GIVEN PASSAGE:
□ □ □ □ □
Consistency in quality; cost reductions; what is learned by one is learned by all; This is the holy grail of technologies and I welcome it with open arms.
the captions at 11:52 "deliveries start in 20125" ah okay we're good then xd
Andrew Yang warned us, so UBI better be starting soon! 😂
There will be..Once the population is greatly reduced..
UBI is a trap.
It's quite remarkable how Figure01 passes the apple to its other "hand" that is closer to the man in the video, instead of just trying to give him the apple with the "hand" that picked it up. It's similar to what a human would do.
I live in the US... Little to no social support is on the horizon for everyone that'll be laid off. The US top interest is ensuring the biggest companies and wealthiest people aren't burdened by taxes. The future does not look bright
That's not just the US that has that problem.
That’s what they said about the PC and the internet. The opposite happened. New industries were created and millions of jobs.
I'll be frank, real-life robot workers look cooler than anything I had previously imagined.
IKR!
Thanks Frank. ; )
But God has helped me to this very day; so I stand here and testify to small and great alike. I am saying nothing beyond what the prophets and Moses said would happen- that the Messiah would suffer and, as the first to rise from the dead, would bring the message of light to his own people and to the Gentiles.
Acts 26:22-23
We already have those here in tokyo
I'd like to hear the robot's reasoning behind pushing the drying rack after loading the plate.
Robots are OCD by virtue of being robots
I do that sometimes when I arrange something.
14:00 its like an iron man suit reveal
GR00T MK I to IX
While too old to ever live in the hopefully coming world I am ALL IN FAVOUR of AI & Robotics taking over the repetitive work that 60% to 80% of people do for 2 main reasons. 1- To end the capitalistic economy system we are currently suffering under where the rich get richer at the expense of both workers & consumers. In a world where goods & services are provided on NEED by AI & Robots there is no PROFIT motivation as there will be no consumer base to buy them as most people will not be working. 2- As most people will no longer be working but living on a 'Resource Allowance' they will be free to "Live Life" doing what they WANT, be it learning, creating, helping others or for those that want to, working to improving the system.
who owns the robots and machines? Google, apple, facebook, tesla, amazon etc. Your logic just doesn't work, the common workers will be devalued, left poor financially and with nothing to do aka unemployed. there may be better things a human can do given the basics but will humans have motivation or will they see this as a dystopianworld and want out...time will tell
"Criticizing is easy, but building is hard..."
He's right, buildings usually are pretty hard
can't wait for the ED-209 demo
"Please, put down your weapon."
Will you be attending?
You have 5 seconds to comply.
And t-1000
Realistically speaking, until the point where robots are super cheap to make, it's unlikely for the military to employ them as foot soldiers (as the images implied). Sadly, we're far from the moment where risking a robot could be financially cheaper than risking a human.
□ □ □ □ □
THE TASK:
In the comment thread on robot workers, change "iron man suit" to "armor suit" in the part that begins at the words "Robots are OCD" and stops after "improving the system.".

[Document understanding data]
□ □ □ □ □
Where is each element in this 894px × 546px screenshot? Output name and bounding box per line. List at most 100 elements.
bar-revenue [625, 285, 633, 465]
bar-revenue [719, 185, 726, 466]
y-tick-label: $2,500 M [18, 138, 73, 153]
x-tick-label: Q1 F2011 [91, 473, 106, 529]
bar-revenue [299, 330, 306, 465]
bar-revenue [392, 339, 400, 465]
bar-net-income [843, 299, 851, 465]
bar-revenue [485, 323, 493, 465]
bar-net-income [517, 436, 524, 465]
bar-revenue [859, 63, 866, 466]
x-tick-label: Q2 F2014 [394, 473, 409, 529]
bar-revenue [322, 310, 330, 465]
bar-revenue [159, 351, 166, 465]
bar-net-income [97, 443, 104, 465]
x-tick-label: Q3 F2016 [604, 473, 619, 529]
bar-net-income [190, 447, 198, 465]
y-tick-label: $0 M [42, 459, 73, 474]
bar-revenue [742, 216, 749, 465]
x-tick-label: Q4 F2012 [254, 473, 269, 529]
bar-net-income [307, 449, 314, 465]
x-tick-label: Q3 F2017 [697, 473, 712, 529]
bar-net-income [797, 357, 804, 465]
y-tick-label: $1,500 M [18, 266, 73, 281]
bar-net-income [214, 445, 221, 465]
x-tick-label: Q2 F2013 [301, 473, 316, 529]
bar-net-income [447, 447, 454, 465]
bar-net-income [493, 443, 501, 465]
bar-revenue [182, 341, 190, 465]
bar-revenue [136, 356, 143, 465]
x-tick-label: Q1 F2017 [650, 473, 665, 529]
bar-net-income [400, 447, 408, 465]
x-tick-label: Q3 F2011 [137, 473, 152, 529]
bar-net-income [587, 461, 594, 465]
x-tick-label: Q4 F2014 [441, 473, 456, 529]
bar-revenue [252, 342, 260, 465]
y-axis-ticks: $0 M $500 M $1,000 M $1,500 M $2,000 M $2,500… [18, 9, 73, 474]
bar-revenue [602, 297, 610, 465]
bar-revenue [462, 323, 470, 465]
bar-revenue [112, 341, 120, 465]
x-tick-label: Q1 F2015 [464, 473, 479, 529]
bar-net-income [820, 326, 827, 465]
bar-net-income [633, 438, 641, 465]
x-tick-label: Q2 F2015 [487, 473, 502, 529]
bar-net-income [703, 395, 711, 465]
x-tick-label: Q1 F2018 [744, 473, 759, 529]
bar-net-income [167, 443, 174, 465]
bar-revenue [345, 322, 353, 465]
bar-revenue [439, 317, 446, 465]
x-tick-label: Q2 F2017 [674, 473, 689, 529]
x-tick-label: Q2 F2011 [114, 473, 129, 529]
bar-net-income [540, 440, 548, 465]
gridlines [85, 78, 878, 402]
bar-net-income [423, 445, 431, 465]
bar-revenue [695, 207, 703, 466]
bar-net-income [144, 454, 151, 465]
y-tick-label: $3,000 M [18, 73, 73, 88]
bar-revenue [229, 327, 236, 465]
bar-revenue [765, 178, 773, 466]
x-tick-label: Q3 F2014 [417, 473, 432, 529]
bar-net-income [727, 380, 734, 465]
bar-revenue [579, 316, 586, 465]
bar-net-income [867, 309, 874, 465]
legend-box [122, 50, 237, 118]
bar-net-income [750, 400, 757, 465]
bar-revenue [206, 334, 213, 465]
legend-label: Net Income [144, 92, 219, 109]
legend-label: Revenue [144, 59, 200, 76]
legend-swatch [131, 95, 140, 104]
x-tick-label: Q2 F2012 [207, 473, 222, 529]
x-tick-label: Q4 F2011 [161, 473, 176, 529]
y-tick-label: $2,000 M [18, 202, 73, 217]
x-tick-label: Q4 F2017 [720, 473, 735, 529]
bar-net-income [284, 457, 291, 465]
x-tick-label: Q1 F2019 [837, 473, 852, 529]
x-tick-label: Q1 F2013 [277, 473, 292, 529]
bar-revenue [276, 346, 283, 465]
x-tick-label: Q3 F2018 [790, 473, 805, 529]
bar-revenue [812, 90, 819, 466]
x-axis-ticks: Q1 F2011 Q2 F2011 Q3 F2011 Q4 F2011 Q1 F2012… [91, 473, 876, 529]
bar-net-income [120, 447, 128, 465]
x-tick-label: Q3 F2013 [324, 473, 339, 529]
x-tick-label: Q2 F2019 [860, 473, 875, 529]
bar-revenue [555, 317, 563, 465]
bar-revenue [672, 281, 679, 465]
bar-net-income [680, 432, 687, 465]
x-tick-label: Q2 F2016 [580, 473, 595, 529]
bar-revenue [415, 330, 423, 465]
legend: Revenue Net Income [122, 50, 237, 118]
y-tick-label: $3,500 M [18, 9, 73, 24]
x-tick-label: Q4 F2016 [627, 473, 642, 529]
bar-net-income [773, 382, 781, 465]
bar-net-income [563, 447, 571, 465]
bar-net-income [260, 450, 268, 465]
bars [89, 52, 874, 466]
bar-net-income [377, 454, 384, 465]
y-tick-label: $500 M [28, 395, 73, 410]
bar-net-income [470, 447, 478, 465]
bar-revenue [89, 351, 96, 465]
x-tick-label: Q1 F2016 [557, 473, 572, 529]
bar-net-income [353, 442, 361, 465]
□ □ □ □ □
RESPONSE AREA:
Robots are OCD by virtue of being robots
I do that sometimes when I arrange something.
14:00 its like an armor suit reveal
GR00T MK I to IX
While too old to ever live in the hopefully coming world I am ALL IN FAVOUR of AI & Robotics taking over the repetitive work that 60% to 80% of people do for 2 main reasons. 1- To end the capitalistic economy system we are currently suffering under where the rich get richer at the expense of both workers & consumers. In a world where goods & services are provided on NEED by AI & Robots there is no PROFIT motivation as there will be no consumer base to buy them as most people will not be working. 2- As most people will no longer be working but living on a 'Resource Allowance' they will be free to "Live Life" doing what they WANT, be it learning, creating, helping others or for those that want to, working to improving the system.